Copy every entry below verbatim, line for line.

Dataset excerpt:
## begin

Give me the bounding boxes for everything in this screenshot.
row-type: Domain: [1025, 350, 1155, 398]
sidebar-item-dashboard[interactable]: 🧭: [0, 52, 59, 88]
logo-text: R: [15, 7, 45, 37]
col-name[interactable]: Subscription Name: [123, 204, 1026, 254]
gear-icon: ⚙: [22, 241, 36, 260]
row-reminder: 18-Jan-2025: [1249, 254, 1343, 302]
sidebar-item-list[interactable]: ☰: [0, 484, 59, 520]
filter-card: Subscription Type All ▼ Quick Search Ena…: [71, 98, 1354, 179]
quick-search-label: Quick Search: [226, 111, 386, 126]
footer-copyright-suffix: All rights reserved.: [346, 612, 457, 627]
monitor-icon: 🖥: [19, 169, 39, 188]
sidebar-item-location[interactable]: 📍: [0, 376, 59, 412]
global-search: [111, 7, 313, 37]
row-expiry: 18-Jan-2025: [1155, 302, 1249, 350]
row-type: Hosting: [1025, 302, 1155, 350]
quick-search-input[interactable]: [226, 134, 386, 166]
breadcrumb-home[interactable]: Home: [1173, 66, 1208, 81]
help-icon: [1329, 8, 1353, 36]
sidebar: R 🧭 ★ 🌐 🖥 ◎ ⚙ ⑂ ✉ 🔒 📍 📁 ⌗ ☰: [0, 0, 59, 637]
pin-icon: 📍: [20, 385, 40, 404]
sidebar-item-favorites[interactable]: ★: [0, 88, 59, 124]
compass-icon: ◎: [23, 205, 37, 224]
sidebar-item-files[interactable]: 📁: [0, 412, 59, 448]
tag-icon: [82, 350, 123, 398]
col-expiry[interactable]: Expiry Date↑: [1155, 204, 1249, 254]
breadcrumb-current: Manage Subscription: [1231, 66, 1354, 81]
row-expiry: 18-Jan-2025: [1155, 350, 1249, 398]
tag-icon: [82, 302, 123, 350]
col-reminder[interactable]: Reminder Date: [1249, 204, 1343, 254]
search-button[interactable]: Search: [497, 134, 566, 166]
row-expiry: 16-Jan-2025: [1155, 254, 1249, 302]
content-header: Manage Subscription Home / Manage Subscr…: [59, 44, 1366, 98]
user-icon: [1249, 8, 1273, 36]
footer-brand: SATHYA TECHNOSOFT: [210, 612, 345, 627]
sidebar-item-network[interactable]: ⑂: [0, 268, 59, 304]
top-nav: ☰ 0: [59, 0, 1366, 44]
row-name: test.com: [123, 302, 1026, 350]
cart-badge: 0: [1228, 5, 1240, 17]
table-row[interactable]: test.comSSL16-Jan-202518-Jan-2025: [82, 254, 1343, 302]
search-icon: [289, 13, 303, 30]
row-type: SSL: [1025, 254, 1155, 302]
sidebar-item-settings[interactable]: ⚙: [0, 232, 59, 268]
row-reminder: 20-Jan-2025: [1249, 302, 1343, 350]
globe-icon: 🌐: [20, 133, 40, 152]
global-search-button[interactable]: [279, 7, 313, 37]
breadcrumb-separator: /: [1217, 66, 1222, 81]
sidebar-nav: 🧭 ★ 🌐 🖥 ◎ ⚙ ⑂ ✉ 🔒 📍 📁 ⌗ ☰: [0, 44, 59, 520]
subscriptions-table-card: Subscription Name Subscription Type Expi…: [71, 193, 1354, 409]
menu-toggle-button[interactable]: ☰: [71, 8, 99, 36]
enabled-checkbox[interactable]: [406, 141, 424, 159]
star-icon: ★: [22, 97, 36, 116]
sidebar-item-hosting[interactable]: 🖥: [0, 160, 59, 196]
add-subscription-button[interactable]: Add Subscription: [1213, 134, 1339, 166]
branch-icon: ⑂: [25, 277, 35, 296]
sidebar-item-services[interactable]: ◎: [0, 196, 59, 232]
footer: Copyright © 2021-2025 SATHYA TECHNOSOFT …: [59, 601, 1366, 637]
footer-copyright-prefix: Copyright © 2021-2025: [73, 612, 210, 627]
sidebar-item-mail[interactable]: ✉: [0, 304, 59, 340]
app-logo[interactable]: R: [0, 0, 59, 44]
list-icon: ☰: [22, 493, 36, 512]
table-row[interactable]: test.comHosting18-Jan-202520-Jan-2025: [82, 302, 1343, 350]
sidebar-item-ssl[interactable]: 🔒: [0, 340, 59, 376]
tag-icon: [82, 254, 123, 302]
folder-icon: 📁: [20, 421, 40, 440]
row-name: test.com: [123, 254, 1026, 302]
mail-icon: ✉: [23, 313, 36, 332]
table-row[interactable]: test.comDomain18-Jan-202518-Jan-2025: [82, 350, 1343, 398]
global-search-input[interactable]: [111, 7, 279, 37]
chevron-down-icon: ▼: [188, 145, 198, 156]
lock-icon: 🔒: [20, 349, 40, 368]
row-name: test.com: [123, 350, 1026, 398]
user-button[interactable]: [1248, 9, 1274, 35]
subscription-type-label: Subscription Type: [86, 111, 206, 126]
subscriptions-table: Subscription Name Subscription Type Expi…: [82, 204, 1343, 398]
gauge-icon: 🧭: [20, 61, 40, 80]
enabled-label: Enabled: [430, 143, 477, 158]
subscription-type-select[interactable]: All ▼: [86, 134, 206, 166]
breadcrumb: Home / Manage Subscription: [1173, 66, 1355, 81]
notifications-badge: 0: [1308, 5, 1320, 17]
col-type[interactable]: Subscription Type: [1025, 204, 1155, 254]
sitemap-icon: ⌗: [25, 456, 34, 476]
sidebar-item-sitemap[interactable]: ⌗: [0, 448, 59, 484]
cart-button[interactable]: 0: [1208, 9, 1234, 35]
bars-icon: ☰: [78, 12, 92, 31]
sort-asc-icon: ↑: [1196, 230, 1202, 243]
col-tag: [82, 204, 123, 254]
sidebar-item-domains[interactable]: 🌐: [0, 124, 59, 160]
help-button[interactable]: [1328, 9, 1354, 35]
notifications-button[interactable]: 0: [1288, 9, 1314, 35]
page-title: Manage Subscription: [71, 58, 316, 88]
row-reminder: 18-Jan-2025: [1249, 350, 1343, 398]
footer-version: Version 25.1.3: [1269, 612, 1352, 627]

## end

### EXPECTED ANSWER
Give me the bounding boxes for everything in this screenshot.
row-type: Domain: [1025, 350, 1155, 398]
sidebar-item-dashboard[interactable]: 🧭: [0, 52, 59, 88]
logo-text: R: [15, 7, 45, 37]
col-name[interactable]: Subscription Name: [123, 204, 1026, 254]
gear-icon: ⚙: [22, 241, 36, 260]
row-reminder: 18-Jan-2025: [1249, 254, 1343, 302]
sidebar-item-list[interactable]: ☰: [0, 484, 59, 520]
filter-card: Subscription Type All ▼ Quick Search Ena…: [71, 98, 1354, 179]
quick-search-label: Quick Search: [226, 111, 386, 126]
footer-copyright-suffix: All rights reserved.: [346, 612, 457, 627]
monitor-icon: 🖥: [19, 169, 39, 188]
sidebar-item-location[interactable]: 📍: [0, 376, 59, 412]
global-search: [111, 7, 313, 37]
row-expiry: 18-Jan-2025: [1155, 302, 1249, 350]
row-type: Hosting: [1025, 302, 1155, 350]
quick-search-input[interactable]: [226, 134, 386, 166]
breadcrumb-home[interactable]: Home: [1173, 66, 1208, 81]
help-icon: [1329, 8, 1353, 36]
sidebar: R 🧭 ★ 🌐 🖥 ◎ ⚙ ⑂ ✉ 🔒 📍 📁 ⌗ ☰: [0, 0, 59, 637]
pin-icon: 📍: [20, 385, 40, 404]
sidebar-item-favorites[interactable]: ★: [0, 88, 59, 124]
compass-icon: ◎: [23, 205, 37, 224]
sidebar-item-files[interactable]: 📁: [0, 412, 59, 448]
tag-icon: [82, 350, 123, 398]
col-expiry[interactable]: Expiry Date↑: [1155, 204, 1249, 254]
breadcrumb-current: Manage Subscription: [1231, 66, 1354, 81]
row-expiry: 18-Jan-2025: [1155, 350, 1249, 398]
tag-icon: [82, 302, 123, 350]
col-reminder[interactable]: Reminder Date: [1249, 204, 1343, 254]
search-button[interactable]: Search: [497, 134, 566, 166]
row-expiry: 16-Jan-2025: [1155, 254, 1249, 302]
content-header: Manage Subscription Home / Manage Subscr…: [59, 44, 1366, 98]
user-icon: [1249, 8, 1273, 36]
footer-brand: SATHYA TECHNOSOFT: [210, 612, 345, 627]
sidebar-item-network[interactable]: ⑂: [0, 268, 59, 304]
top-nav: ☰ 0: [59, 0, 1366, 44]
row-name: test.com: [123, 302, 1026, 350]
cart-badge: 0: [1228, 5, 1240, 17]
table-row[interactable]: test.comSSL16-Jan-202518-Jan-2025: [82, 254, 1343, 302]
search-icon: [289, 13, 303, 30]
row-type: SSL: [1025, 254, 1155, 302]
sidebar-item-settings[interactable]: ⚙: [0, 232, 59, 268]
row-reminder: 20-Jan-2025: [1249, 302, 1343, 350]
globe-icon: 🌐: [20, 133, 40, 152]
global-search-button[interactable]: [279, 7, 313, 37]
breadcrumb-separator: /: [1217, 66, 1222, 81]
sidebar-nav: 🧭 ★ 🌐 🖥 ◎ ⚙ ⑂ ✉ 🔒 📍 📁 ⌗ ☰: [0, 44, 59, 520]
subscriptions-table-card: Subscription Name Subscription Type Expi…: [71, 193, 1354, 409]
menu-toggle-button[interactable]: ☰: [71, 8, 99, 36]
enabled-checkbox[interactable]: [406, 141, 424, 159]
star-icon: ★: [22, 97, 36, 116]
sidebar-item-hosting[interactable]: 🖥: [0, 160, 59, 196]
add-subscription-button[interactable]: Add Subscription: [1213, 134, 1339, 166]
branch-icon: ⑂: [25, 277, 35, 296]
sidebar-item-services[interactable]: ◎: [0, 196, 59, 232]
footer: Copyright © 2021-2025 SATHYA TECHNOSOFT …: [59, 601, 1366, 637]
footer-copyright-prefix: Copyright © 2021-2025: [73, 612, 210, 627]
sidebar-item-mail[interactable]: ✉: [0, 304, 59, 340]
app-logo[interactable]: R: [0, 0, 59, 44]
list-icon: ☰: [22, 493, 36, 512]
table-row[interactable]: test.comHosting18-Jan-202520-Jan-2025: [82, 302, 1343, 350]
sidebar-item-ssl[interactable]: 🔒: [0, 340, 59, 376]
tag-icon: [82, 254, 123, 302]
folder-icon: 📁: [20, 421, 40, 440]
row-name: test.com: [123, 254, 1026, 302]
mail-icon: ✉: [23, 313, 36, 332]
table-row[interactable]: test.comDomain18-Jan-202518-Jan-2025: [82, 350, 1343, 398]
global-search-input[interactable]: [111, 7, 279, 37]
chevron-down-icon: ▼: [188, 145, 198, 156]
lock-icon: 🔒: [20, 349, 40, 368]
row-name: test.com: [123, 350, 1026, 398]
user-button[interactable]: [1248, 9, 1274, 35]
subscription-type-label: Subscription Type: [86, 111, 206, 126]
subscriptions-table: Subscription Name Subscription Type Expi…: [82, 204, 1343, 398]
gauge-icon: 🧭: [20, 61, 40, 80]
enabled-label: Enabled: [430, 143, 477, 158]
subscription-type-select[interactable]: All ▼: [86, 134, 206, 166]
breadcrumb: Home / Manage Subscription: [1173, 66, 1355, 81]
notifications-badge: 0: [1308, 5, 1320, 17]
col-type[interactable]: Subscription Type: [1025, 204, 1155, 254]
sitemap-icon: ⌗: [25, 456, 34, 476]
sidebar-item-sitemap[interactable]: ⌗: [0, 448, 59, 484]
cart-button[interactable]: 0: [1208, 9, 1234, 35]
bars-icon: ☰: [78, 12, 92, 31]
sort-asc-icon: ↑: [1196, 230, 1202, 243]
col-tag: [82, 204, 123, 254]
sidebar-item-domains[interactable]: 🌐: [0, 124, 59, 160]
help-button[interactable]: [1328, 9, 1354, 35]
notifications-button[interactable]: 0: [1288, 9, 1314, 35]
page-title: Manage Subscription: [71, 58, 316, 88]
row-reminder: 18-Jan-2025: [1249, 350, 1343, 398]
footer-version: Version 25.1.3: [1269, 612, 1352, 627]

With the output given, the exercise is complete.